→ **Problem**
All entries below are to be set down again, identical to the source.

-- start of Input material --

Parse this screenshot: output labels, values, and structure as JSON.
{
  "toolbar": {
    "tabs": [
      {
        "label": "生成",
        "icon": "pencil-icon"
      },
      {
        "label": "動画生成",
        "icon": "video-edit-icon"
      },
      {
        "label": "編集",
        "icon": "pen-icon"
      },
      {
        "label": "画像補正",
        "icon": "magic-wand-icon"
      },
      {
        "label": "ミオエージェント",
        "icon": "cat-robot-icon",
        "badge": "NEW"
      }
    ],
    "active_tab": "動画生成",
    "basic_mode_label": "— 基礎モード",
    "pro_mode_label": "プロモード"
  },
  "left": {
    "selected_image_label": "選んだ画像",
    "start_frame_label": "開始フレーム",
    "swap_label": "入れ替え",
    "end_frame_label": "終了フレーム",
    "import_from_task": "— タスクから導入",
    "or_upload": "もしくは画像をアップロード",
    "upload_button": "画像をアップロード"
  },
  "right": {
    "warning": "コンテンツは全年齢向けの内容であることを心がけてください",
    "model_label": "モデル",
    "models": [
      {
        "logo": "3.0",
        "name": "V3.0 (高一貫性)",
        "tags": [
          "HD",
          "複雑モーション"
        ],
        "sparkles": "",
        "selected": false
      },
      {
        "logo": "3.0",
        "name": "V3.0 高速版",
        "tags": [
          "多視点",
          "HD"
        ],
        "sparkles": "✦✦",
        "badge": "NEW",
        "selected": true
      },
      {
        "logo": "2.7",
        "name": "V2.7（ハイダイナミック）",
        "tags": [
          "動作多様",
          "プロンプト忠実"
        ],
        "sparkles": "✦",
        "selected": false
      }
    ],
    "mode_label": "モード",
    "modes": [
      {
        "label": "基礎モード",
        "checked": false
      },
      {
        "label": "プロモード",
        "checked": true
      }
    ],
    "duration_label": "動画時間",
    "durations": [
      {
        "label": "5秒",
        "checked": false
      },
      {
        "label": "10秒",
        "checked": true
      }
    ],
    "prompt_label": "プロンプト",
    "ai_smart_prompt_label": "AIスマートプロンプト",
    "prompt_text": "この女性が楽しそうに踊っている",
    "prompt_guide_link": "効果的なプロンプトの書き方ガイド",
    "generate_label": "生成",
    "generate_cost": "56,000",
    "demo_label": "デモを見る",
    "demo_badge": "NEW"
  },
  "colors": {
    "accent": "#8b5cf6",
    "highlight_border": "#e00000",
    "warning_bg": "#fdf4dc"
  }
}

-- end of Input material --

→ **Problem solution**
Parse this screenshot: output labels, values, and structure as JSON.
{
  "toolbar": {
    "tabs": [
      {
        "label": "生成",
        "icon": "pencil-icon"
      },
      {
        "label": "動画生成",
        "icon": "video-edit-icon"
      },
      {
        "label": "編集",
        "icon": "pen-icon"
      },
      {
        "label": "画像補正",
        "icon": "magic-wand-icon"
      },
      {
        "label": "ミオエージェント",
        "icon": "cat-robot-icon",
        "badge": "NEW"
      }
    ],
    "active_tab": "動画生成",
    "basic_mode_label": "— 基礎モード",
    "pro_mode_label": "プロモード"
  },
  "left": {
    "selected_image_label": "選んだ画像",
    "start_frame_label": "開始フレーム",
    "swap_label": "入れ替え",
    "end_frame_label": "終了フレーム",
    "import_from_task": "— タスクから導入",
    "or_upload": "もしくは画像をアップロード",
    "upload_button": "画像をアップロード"
  },
  "right": {
    "warning": "コンテンツは全年齢向けの内容であることを心がけてください",
    "model_label": "モデル",
    "models": [
      {
        "logo": "3.0",
        "name": "V3.0 (高一貫性)",
        "tags": [
          "HD",
          "複雑モーション"
        ],
        "sparkles": "",
        "selected": false
      },
      {
        "logo": "3.0",
        "name": "V3.0 高速版",
        "tags": [
          "多視点",
          "HD"
        ],
        "sparkles": "✦✦",
        "badge": "NEW",
        "selected": true
      },
      {
        "logo": "2.7",
        "name": "V2.7（ハイダイナミック）",
        "tags": [
          "動作多様",
          "プロンプト忠実"
        ],
        "sparkles": "✦",
        "selected": false
      }
    ],
    "mode_label": "モード",
    "modes": [
      {
        "label": "基礎モード",
        "checked": false
      },
      {
        "label": "プロモード",
        "checked": true
      }
    ],
    "duration_label": "動画時間",
    "durations": [
      {
        "label": "5秒",
        "checked": false
      },
      {
        "label": "10秒",
        "checked": true
      }
    ],
    "prompt_label": "プロンプト",
    "ai_smart_prompt_label": "AIスマートプロンプト",
    "prompt_text": "この女性が楽しそうに踊っている",
    "prompt_guide_link": "効果的なプロンプトの書き方ガイド",
    "generate_label": "生成",
    "generate_cost": "56,000",
    "demo_label": "デモを見る",
    "demo_badge": "NEW"
  },
  "colors": {
    "accent": "#8b5cf6",
    "highlight_border": "#e00000",
    "warning_bg": "#fdf4dc"
  }
}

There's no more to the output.